Data entries:
^^^^^^^^^^^^^^^^

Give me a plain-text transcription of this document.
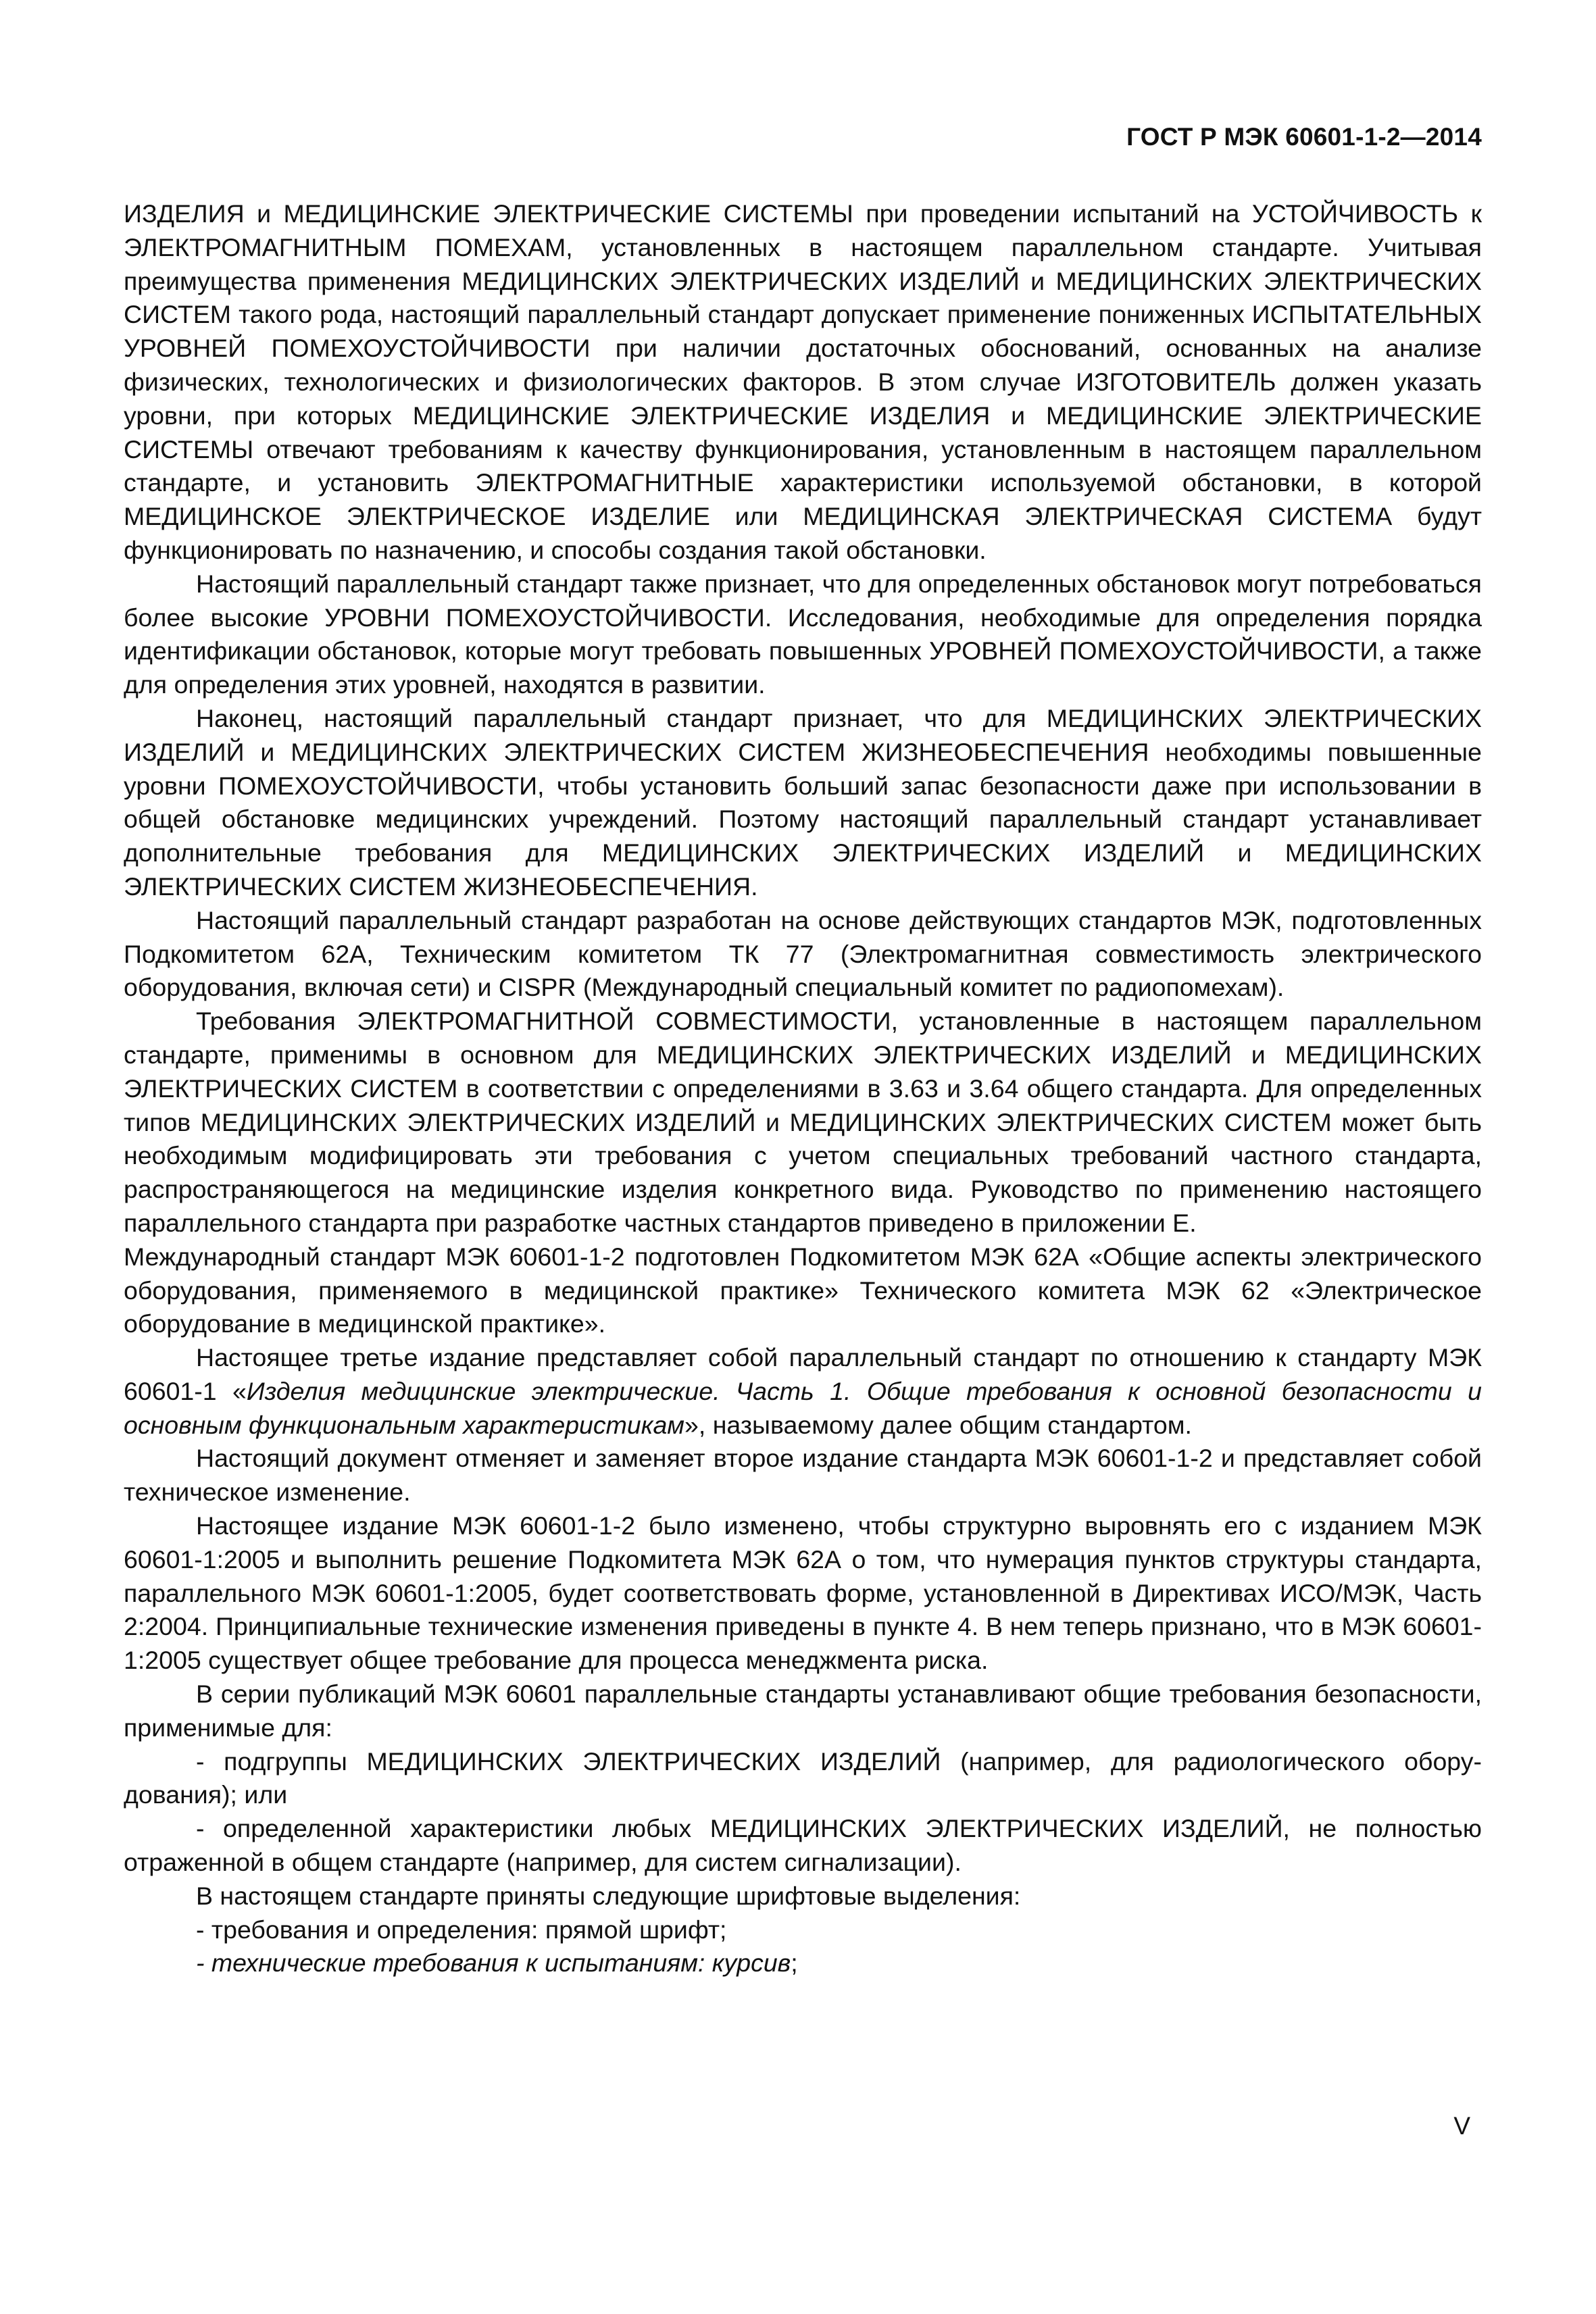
ГОСТ Р МЭК 60601-1-2—2014

ИЗДЕЛИЯ и МЕДИЦИНСКИЕ ЭЛЕКТРИЧЕСКИЕ СИСТЕМЫ при проведении испытаний на УСТОЙЧИВОСТЬ к ЭЛЕКТРОМАГНИТНЫМ ПОМЕХАМ, установленных в настоящем параллельном стандарте. Учитывая преимущества применения МЕДИЦИНСКИХ ЭЛЕКТРИЧЕСКИХ ИЗДЕЛИЙ и МЕДИЦИНСКИХ ЭЛЕКТРИЧЕСКИХ СИСТЕМ такого рода, настоящий параллельный стандарт допускает применение пониженных ИСПЫТАТЕЛЬНЫХ УРОВНЕЙ ПОМЕХОУСТОЙЧИВОСТИ при наличии достаточных обоснований, основанных на анализе физических, технологических и физиологических факторов. В этом случае ИЗГОТОВИТЕЛЬ должен указать уровни, при которых МЕДИЦИНСКИЕ ЭЛЕКТРИЧЕСКИЕ ИЗДЕЛИЯ и МЕДИЦИНСКИЕ ЭЛЕКТРИЧЕСКИЕ СИСТЕМЫ отвечают требованиям к качеству функционирования, установленным в настоящем параллельном стандарте, и установить ЭЛЕКТРОМАГНИТНЫЕ характеристики используемой обстановки, в которой МЕДИЦИНСКОЕ ЭЛЕКТРИЧЕСКОЕ ИЗДЕЛИЕ или МЕДИЦИНСКАЯ ЭЛЕКТРИЧЕСКАЯ СИСТЕМА будут функционировать по назначению, и способы создания такой обстановки.

Настоящий параллельный стандарт также признает, что для определенных обстановок могут потребоваться более высокие УРОВНИ ПОМЕХОУСТОЙЧИВОСТИ. Исследования, необходимые для определения порядка идентификации обстановок, которые могут требовать повышенных УРОВНЕЙ ПОМЕХОУСТОЙЧИВОСТИ, а также для определения этих уровней, находятся в развитии.

Наконец, настоящий параллельный стандарт признает, что для МЕДИЦИНСКИХ ЭЛЕКТРИЧЕСКИХ ИЗДЕЛИЙ и МЕДИЦИНСКИХ ЭЛЕКТРИЧЕСКИХ СИСТЕМ ЖИЗНЕОБЕСПЕЧЕНИЯ необходимы повышенные уровни ПОМЕХОУСТОЙЧИВОСТИ, чтобы установить больший запас безопасности даже при использовании в общей обстановке медицинских учреждений. Поэтому настоящий параллельный стандарт устанавливает дополнительные требования для МЕДИЦИНСКИХ ЭЛЕКТРИЧЕСКИХ ИЗДЕЛИЙ и МЕДИЦИНСКИХ ЭЛЕКТРИЧЕСКИХ СИСТЕМ ЖИЗНЕОБЕСПЕЧЕНИЯ.

Настоящий параллельный стандарт разработан на основе действующих стандартов МЭК, подготовленных Подкомитетом 62А, Техническим комитетом ТК 77 (Электромагнитная совместимость электрического оборудования, включая сети) и CISPR (Международный специальный комитет по радиопомехам).

Требования ЭЛЕКТРОМАГНИТНОЙ СОВМЕСТИМОСТИ, установленные в настоящем параллельном стандарте, применимы в основном для МЕДИЦИНСКИХ ЭЛЕКТРИЧЕСКИХ ИЗДЕЛИЙ и МЕДИЦИНСКИХ ЭЛЕКТРИЧЕСКИХ СИСТЕМ в соответствии с определениями в 3.63 и 3.64 общего стандарта. Для определенных типов МЕДИЦИНСКИХ ЭЛЕКТРИЧЕСКИХ ИЗДЕЛИЙ и МЕДИЦИНСКИХ ЭЛЕКТРИЧЕСКИХ СИСТЕМ может быть необходимым модифицировать эти требования с учетом специальных требований частного стандарта, распространяющегося на медицинские изделия конкретного вида. Руководство по применению настоящего параллельного стандарта при разработке частных стандартов приведено в приложении Е.

Международный стандарт МЭК 60601-1-2 подготовлен Подкомитетом МЭК 62А «Общие аспекты электрического оборудования, применяемого в медицинской практике» Технического комитета МЭК 62 «Электрическое оборудование в медицинской практике».

Настоящее третье издание представляет собой параллельный стандарт по отношению к стандарту МЭК 60601-1 «Изделия медицинские электрические. Часть 1. Общие требования к основной безопасности и основным функциональным характеристикам», называемому далее общим стандартом.

Настоящий документ отменяет и заменяет второе издание стандарта МЭК 60601-1-2 и представляет собой техническое изменение.

Настоящее издание МЭК 60601-1-2 было изменено, чтобы структурно выровнять его с изданием МЭК 60601-1:2005 и выполнить решение Подкомитета МЭК 62А о том, что нумерация пунктов структуры стандарта, параллельного МЭК 60601-1:2005, будет соответствовать форме, установленной в Директивах ИСО/МЭК, Часть 2:2004. Принципиальные технические изменения приведены в пункте 4. В нем теперь признано, что в МЭК 60601-1:2005 существует общее требование для процесса менеджмента риска.

В серии публикаций МЭК 60601 параллельные стандарты устанавливают общие требования безопасности, применимые для:

- подгруппы МЕДИЦИНСКИХ ЭЛЕКТРИЧЕСКИХ ИЗДЕЛИЙ (например, для радиологического оборудования); или

- определенной характеристики любых МЕДИЦИНСКИХ ЭЛЕКТРИЧЕСКИХ ИЗДЕЛИЙ, не полностью отраженной в общем стандарте (например, для систем сигнализации).

В настоящем стандарте приняты следующие шрифтовые выделения:

- требования и определения: прямой шрифт;

- технические требования к испытаниям: курсив;

V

^^^^^^^^^^^^^^^^

- _Task directions_
Copy out every line of the data that includes the word "признает".

- _Reply_
Настоящий параллельный стандарт также признает, что для определенных обстановок могут потребоваться более высокие УРОВНИ ПОМЕХОУСТОЙЧИВОСТИ. Исследования, необходимые для определения порядка идентификации обстановок, которые могут требовать повышенных УРОВНЕЙ ПОМЕХОУСТОЙЧИВОСТИ, а также для определения этих уровней, находятся в развитии.
Наконец, настоящий параллельный стандарт признает, что для МЕДИЦИНСКИХ ЭЛЕКТРИЧЕСКИХ ИЗДЕЛИЙ и МЕДИЦИНСКИХ ЭЛЕКТРИЧЕСКИХ СИСТЕМ ЖИЗНЕОБЕСПЕЧЕНИЯ необходимы повышенные уровни ПОМЕХОУСТОЙЧИВОСТИ, чтобы установить больший запас безопасности даже при использовании в общей обстановке медицинских учреждений. Поэтому настоящий параллельный стандарт устанавливает дополнительные требования для МЕДИЦИНСКИХ ЭЛЕКТРИЧЕСКИХ ИЗДЕЛИЙ и МЕДИЦИНСКИХ ЭЛЕКТРИЧЕСКИХ СИСТЕМ ЖИЗНЕОБЕСПЕЧЕНИЯ.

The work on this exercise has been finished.